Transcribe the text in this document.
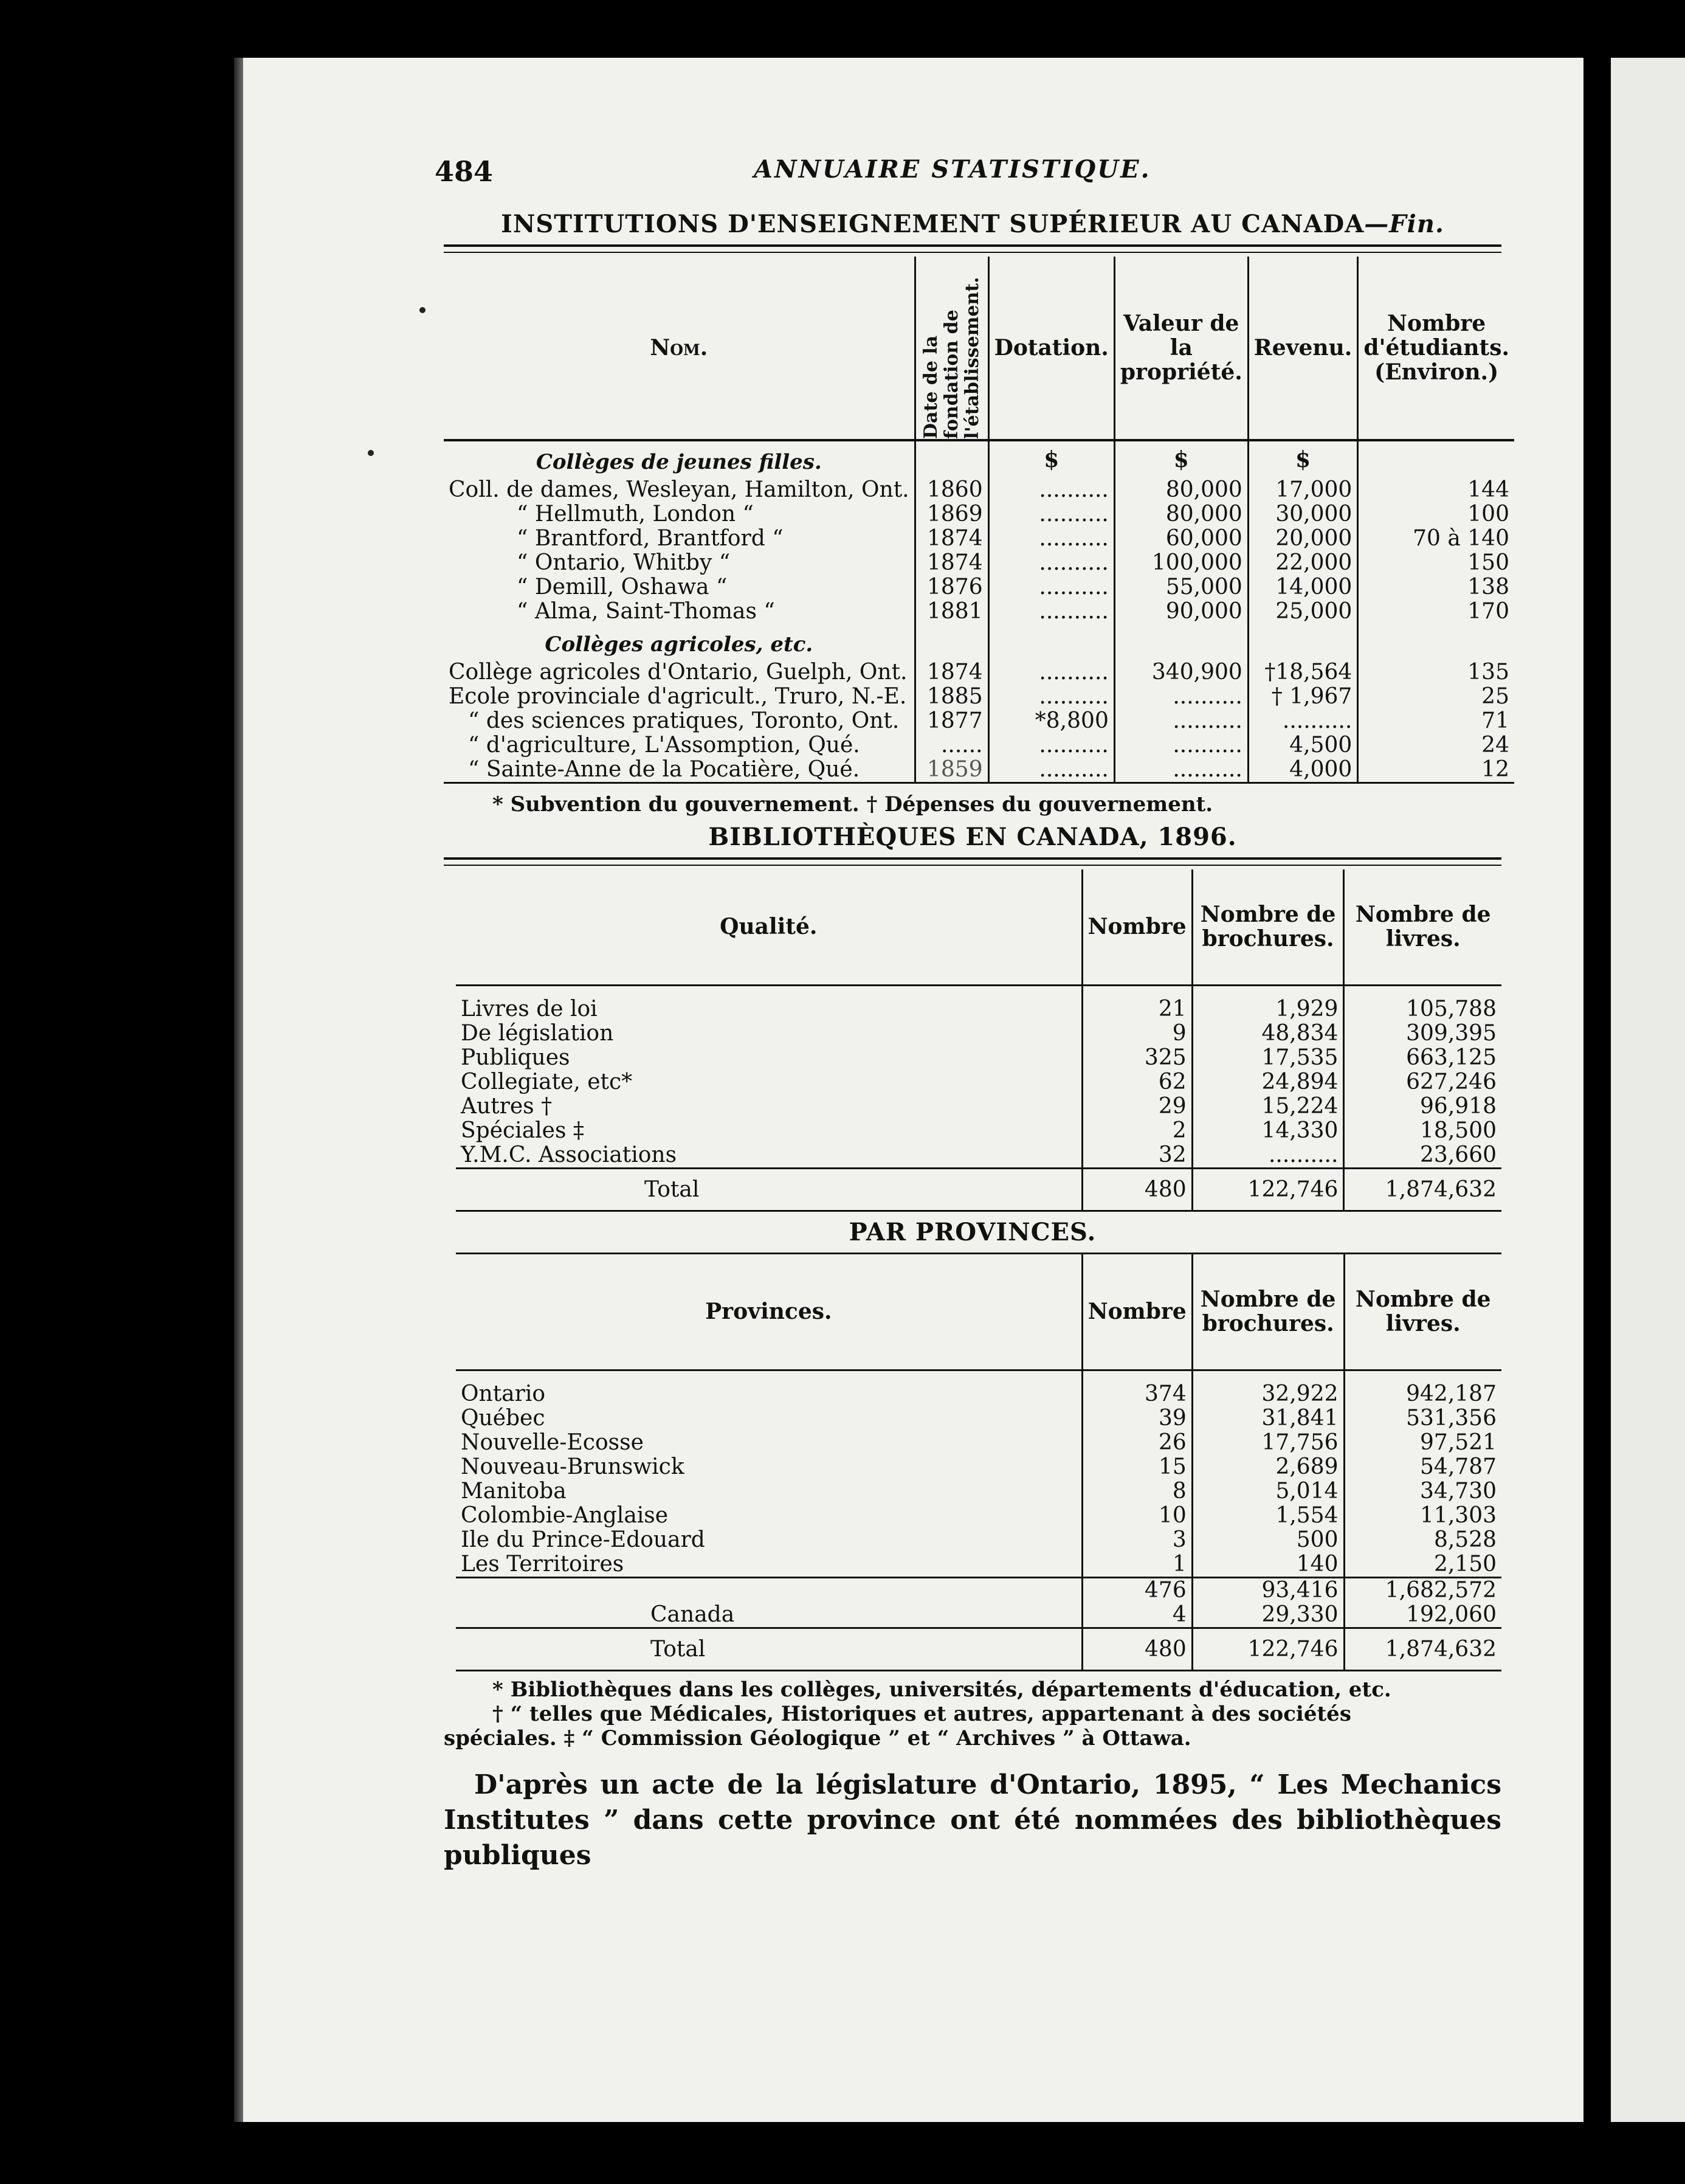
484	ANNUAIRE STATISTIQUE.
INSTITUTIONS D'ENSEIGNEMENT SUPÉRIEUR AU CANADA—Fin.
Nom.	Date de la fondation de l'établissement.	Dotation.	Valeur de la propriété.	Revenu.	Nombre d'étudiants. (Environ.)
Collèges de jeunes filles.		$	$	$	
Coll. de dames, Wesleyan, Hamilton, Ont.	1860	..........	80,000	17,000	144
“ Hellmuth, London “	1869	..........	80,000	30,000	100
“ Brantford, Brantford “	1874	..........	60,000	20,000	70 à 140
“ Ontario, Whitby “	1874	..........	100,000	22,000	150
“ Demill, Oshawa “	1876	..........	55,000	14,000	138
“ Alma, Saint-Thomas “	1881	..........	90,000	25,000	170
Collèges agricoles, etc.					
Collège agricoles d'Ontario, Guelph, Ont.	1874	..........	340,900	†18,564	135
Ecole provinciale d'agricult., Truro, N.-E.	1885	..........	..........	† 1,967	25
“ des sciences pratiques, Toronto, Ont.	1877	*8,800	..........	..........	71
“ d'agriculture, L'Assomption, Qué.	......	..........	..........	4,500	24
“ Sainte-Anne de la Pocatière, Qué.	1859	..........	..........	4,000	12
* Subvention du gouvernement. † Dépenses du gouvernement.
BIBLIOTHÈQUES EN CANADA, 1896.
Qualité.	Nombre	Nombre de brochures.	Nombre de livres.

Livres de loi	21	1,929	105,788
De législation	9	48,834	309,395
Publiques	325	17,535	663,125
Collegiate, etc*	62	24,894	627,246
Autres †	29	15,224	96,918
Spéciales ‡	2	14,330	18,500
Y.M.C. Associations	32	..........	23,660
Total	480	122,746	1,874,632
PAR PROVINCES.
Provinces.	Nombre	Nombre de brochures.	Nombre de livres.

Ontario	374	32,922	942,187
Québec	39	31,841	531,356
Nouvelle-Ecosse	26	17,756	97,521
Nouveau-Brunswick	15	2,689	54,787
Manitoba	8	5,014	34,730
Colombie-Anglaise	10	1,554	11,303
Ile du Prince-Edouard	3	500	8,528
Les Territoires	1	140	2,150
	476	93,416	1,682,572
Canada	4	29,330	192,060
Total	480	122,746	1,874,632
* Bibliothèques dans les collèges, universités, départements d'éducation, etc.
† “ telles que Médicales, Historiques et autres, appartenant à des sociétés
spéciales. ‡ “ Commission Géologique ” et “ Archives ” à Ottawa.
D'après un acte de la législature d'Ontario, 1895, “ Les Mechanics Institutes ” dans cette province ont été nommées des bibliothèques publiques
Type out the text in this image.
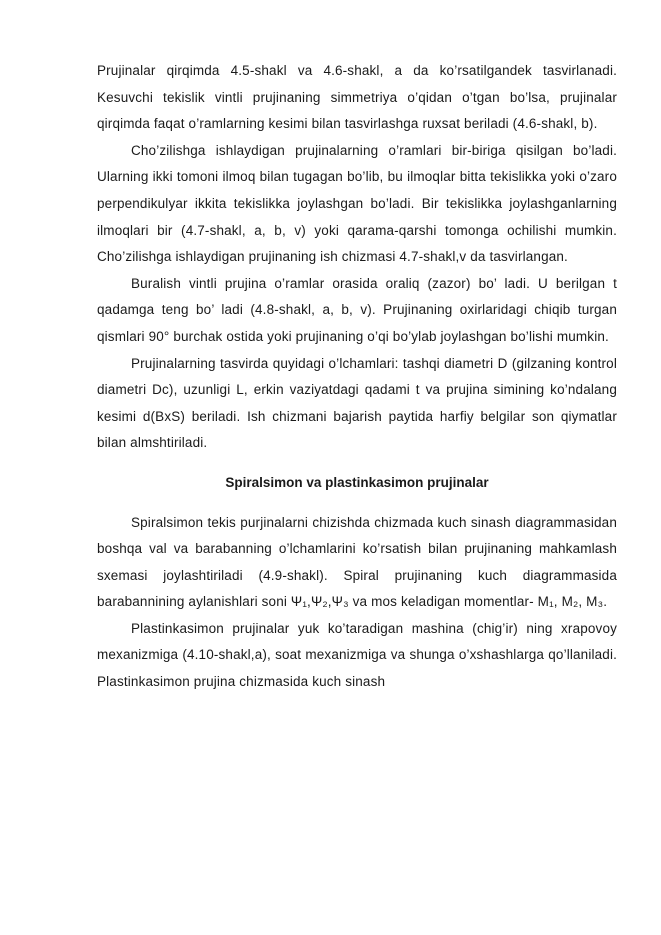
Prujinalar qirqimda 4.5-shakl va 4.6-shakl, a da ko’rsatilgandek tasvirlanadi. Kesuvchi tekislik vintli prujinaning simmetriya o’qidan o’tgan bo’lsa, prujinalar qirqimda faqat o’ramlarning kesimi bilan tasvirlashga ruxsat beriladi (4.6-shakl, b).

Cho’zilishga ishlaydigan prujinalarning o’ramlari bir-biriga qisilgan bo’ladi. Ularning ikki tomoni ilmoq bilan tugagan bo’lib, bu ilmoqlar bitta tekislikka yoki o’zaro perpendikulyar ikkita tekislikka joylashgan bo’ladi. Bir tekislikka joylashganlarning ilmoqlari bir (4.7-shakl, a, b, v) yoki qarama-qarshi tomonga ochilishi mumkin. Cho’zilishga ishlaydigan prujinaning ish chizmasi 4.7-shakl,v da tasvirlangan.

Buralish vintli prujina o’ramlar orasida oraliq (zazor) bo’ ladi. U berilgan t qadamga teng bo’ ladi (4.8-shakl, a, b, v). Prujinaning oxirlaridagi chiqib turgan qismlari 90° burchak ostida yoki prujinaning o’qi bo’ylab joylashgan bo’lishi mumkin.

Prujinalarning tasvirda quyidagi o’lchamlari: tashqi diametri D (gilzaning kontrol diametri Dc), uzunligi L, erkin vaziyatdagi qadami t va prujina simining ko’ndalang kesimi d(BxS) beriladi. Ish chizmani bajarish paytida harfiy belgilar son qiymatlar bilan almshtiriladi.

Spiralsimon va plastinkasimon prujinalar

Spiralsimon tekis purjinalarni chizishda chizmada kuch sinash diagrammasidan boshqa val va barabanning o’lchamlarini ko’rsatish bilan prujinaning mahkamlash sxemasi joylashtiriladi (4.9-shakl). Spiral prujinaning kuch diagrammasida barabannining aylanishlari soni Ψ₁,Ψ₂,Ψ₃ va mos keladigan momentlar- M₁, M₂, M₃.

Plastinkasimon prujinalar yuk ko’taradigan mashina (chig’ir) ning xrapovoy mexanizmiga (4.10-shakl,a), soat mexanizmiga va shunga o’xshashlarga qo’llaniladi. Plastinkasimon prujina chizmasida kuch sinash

--- --- ---

_The problem_:
Which lines hold the string "Spiralsimon"? List them all.

_Task solution_:
Spiralsimon va plastinkasimon prujinalar
Spiralsimon tekis purjinalarni chizishda chizmada kuch sinash diagrammasidan boshqa val va barabanning o’lchamlarini ko’rsatish bilan prujinaning mahkamlash sxemasi joylashtiriladi (4.9-shakl). Spiral prujinaning kuch diagrammasida barabannining aylanishlari soni Ψ₁,Ψ₂,Ψ₃ va mos keladigan momentlar- M₁, M₂, M₃.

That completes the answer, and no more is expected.